- **WRITTEN INSTRUCTION**
Output the material below in full, exactly as it is.

>> Start DATA TO USE

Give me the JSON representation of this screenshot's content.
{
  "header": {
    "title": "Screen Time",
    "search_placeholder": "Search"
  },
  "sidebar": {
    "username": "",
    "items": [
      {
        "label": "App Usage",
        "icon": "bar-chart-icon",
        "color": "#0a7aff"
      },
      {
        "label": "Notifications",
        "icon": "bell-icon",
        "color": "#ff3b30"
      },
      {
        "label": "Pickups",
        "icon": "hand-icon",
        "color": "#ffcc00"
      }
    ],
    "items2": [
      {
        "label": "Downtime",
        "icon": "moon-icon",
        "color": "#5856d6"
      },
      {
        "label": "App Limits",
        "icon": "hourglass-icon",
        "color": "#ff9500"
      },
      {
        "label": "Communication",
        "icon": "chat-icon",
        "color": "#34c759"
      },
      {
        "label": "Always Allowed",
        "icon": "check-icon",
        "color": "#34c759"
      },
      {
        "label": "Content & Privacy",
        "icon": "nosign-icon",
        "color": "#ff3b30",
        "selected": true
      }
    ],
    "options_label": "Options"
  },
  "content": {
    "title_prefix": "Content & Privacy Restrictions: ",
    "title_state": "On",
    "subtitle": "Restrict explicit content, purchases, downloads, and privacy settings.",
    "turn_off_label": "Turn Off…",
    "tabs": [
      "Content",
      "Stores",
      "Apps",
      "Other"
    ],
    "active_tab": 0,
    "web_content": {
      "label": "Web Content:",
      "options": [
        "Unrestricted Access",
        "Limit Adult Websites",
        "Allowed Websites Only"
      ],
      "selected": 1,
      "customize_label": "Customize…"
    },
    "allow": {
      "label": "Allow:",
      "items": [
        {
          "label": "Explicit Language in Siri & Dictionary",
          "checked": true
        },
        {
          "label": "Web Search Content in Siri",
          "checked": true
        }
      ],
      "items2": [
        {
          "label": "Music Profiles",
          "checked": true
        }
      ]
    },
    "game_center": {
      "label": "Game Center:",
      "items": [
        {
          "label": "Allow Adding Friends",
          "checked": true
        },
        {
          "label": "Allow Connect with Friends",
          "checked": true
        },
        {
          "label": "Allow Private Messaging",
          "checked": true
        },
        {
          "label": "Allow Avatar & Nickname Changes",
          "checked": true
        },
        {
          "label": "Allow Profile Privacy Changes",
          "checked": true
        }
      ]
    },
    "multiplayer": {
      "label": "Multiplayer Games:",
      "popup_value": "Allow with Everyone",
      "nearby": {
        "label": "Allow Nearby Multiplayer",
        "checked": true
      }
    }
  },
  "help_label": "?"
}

>> End DATA TO USE

- **OUTPUT OF THE EXERCISE**
Give me the JSON representation of this screenshot's content.
{
  "header": {
    "title": "Screen Time",
    "search_placeholder": "Search"
  },
  "sidebar": {
    "username": "",
    "items": [
      {
        "label": "App Usage",
        "icon": "bar-chart-icon",
        "color": "#0a7aff"
      },
      {
        "label": "Notifications",
        "icon": "bell-icon",
        "color": "#ff3b30"
      },
      {
        "label": "Pickups",
        "icon": "hand-icon",
        "color": "#ffcc00"
      }
    ],
    "items2": [
      {
        "label": "Downtime",
        "icon": "moon-icon",
        "color": "#5856d6"
      },
      {
        "label": "App Limits",
        "icon": "hourglass-icon",
        "color": "#ff9500"
      },
      {
        "label": "Communication",
        "icon": "chat-icon",
        "color": "#34c759"
      },
      {
        "label": "Always Allowed",
        "icon": "check-icon",
        "color": "#34c759"
      },
      {
        "label": "Content & Privacy",
        "icon": "nosign-icon",
        "color": "#ff3b30",
        "selected": true
      }
    ],
    "options_label": "Options"
  },
  "content": {
    "title_prefix": "Content & Privacy Restrictions: ",
    "title_state": "On",
    "subtitle": "Restrict explicit content, purchases, downloads, and privacy settings.",
    "turn_off_label": "Turn Off…",
    "tabs": [
      "Content",
      "Stores",
      "Apps",
      "Other"
    ],
    "active_tab": 0,
    "web_content": {
      "label": "Web Content:",
      "options": [
        "Unrestricted Access",
        "Limit Adult Websites",
        "Allowed Websites Only"
      ],
      "selected": 1,
      "customize_label": "Customize…"
    },
    "allow": {
      "label": "Allow:",
      "items": [
        {
          "label": "Explicit Language in Siri & Dictionary",
          "checked": true
        },
        {
          "label": "Web Search Content in Siri",
          "checked": true
        }
      ],
      "items2": [
        {
          "label": "Music Profiles",
          "checked": true
        }
      ]
    },
    "game_center": {
      "label": "Game Center:",
      "items": [
        {
          "label": "Allow Adding Friends",
          "checked": true
        },
        {
          "label": "Allow Connect with Friends",
          "checked": true
        },
        {
          "label": "Allow Private Messaging",
          "checked": true
        },
        {
          "label": "Allow Avatar & Nickname Changes",
          "checked": true
        },
        {
          "label": "Allow Profile Privacy Changes",
          "checked": true
        }
      ]
    },
    "multiplayer": {
      "label": "Multiplayer Games:",
      "popup_value": "Allow with Everyone",
      "nearby": {
        "label": "Allow Nearby Multiplayer",
        "checked": true
      }
    }
  },
  "help_label": "?"
}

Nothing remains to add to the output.